What you will do:
Reproduce verbatim the lines of the records below that run between the line holding "colville-point [45,567,64,586]" and the line holding "nigerians-point [99,693,118,712]", inclusive.

Input records:
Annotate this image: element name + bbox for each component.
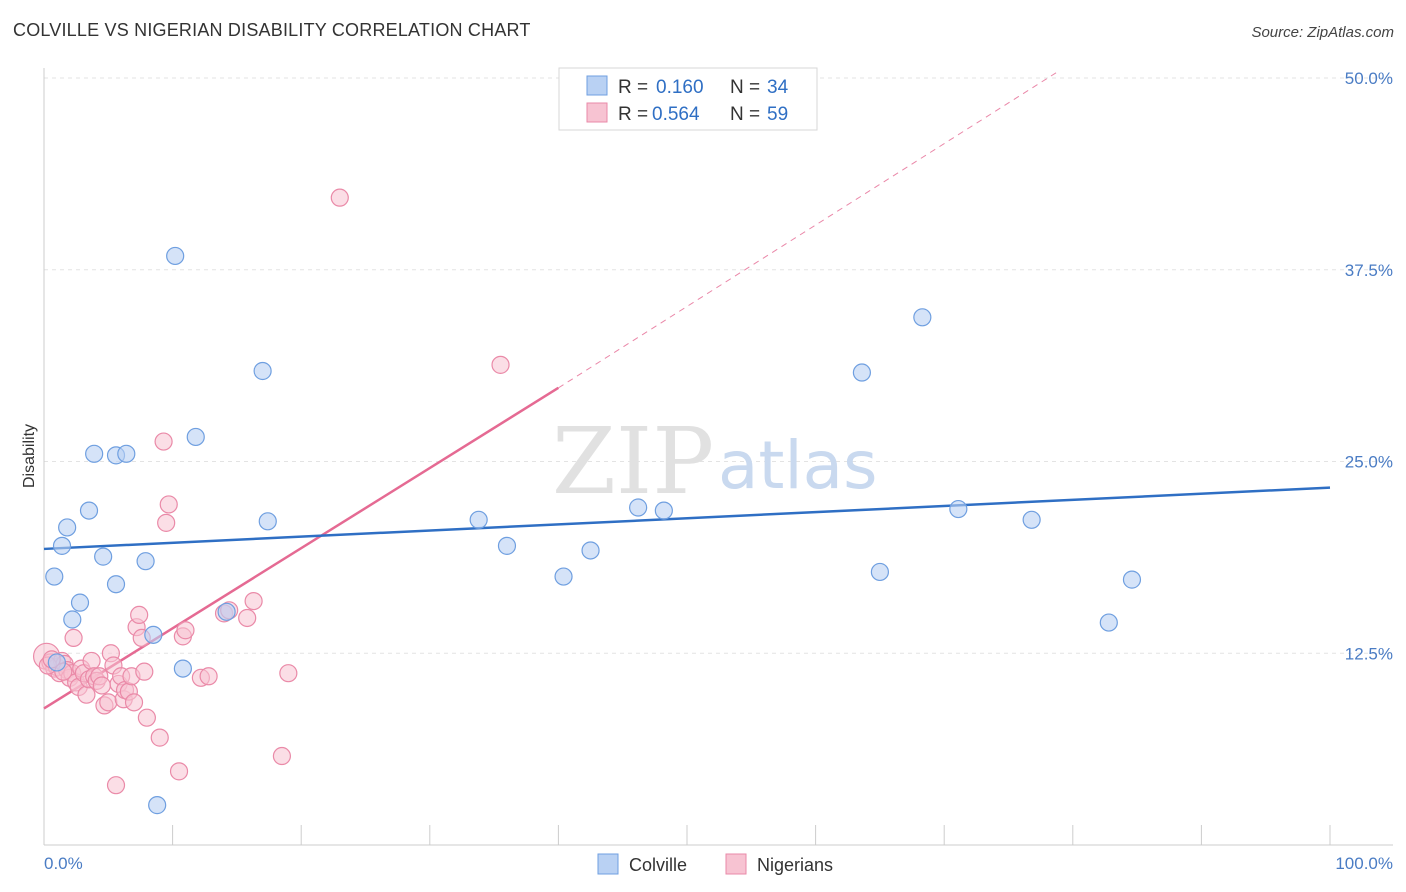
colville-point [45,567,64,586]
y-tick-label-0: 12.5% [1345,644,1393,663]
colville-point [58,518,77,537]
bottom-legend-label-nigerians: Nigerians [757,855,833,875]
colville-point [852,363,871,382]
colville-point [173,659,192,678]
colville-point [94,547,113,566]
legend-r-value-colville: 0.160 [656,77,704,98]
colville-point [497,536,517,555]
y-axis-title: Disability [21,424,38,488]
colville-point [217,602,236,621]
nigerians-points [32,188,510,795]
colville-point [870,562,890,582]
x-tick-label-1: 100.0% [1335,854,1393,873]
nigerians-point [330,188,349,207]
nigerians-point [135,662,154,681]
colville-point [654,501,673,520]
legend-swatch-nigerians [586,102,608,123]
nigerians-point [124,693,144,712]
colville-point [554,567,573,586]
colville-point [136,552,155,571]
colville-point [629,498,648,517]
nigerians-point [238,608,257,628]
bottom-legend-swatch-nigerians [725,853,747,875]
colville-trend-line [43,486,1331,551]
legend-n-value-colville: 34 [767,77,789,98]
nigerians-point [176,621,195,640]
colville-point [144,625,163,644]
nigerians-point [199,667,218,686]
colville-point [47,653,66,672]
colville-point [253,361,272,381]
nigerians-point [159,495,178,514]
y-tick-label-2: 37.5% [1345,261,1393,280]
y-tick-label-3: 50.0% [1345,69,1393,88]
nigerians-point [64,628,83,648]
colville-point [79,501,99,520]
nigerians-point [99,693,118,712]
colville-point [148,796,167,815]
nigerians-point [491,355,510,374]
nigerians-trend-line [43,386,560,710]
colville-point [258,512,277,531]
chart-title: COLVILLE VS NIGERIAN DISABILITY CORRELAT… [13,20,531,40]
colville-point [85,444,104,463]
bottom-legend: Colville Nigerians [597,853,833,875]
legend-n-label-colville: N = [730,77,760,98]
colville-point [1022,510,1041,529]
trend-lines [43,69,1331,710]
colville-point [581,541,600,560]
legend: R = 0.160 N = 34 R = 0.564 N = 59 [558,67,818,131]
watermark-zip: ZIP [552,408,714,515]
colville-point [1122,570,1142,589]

Answer to this task:
colville-point [45,567,64,586]
y-tick-label-0: 12.5% [1345,644,1393,663]
colville-point [58,518,77,537]
bottom-legend-label-nigerians: Nigerians [757,855,833,875]
colville-point [852,363,871,382]
colville-point [173,659,192,678]
colville-point [94,547,113,566]
legend-r-value-colville: 0.160 [656,77,704,98]
colville-point [497,536,517,555]
y-axis-title: Disability [21,424,38,488]
colville-point [217,602,236,621]
nigerians-points [32,188,510,795]
colville-point [870,562,890,582]
x-tick-label-1: 100.0% [1335,854,1393,873]
nigerians-point [330,188,349,207]
nigerians-point [135,662,154,681]
colville-point [654,501,673,520]
legend-swatch-nigerians [586,102,608,123]
nigerians-point [124,693,144,712]
colville-point [554,567,573,586]
colville-point [136,552,155,571]
colville-point [629,498,648,517]
nigerians-point [238,608,257,628]
bottom-legend-swatch-nigerians [725,853,747,875]
colville-trend-line [43,486,1331,551]
legend-n-value-colville: 34 [767,77,789,98]
nigerians-point [176,621,195,640]
colville-point [144,625,163,644]
nigerians-point [199,667,218,686]
colville-point [47,653,66,672]
colville-point [253,361,272,381]
nigerians-point [159,495,178,514]
y-tick-label-2: 37.5% [1345,261,1393,280]
y-tick-label-3: 50.0% [1345,69,1393,88]
nigerians-point [64,628,83,648]
colville-point [79,501,99,520]
nigerians-point [99,693,118,712]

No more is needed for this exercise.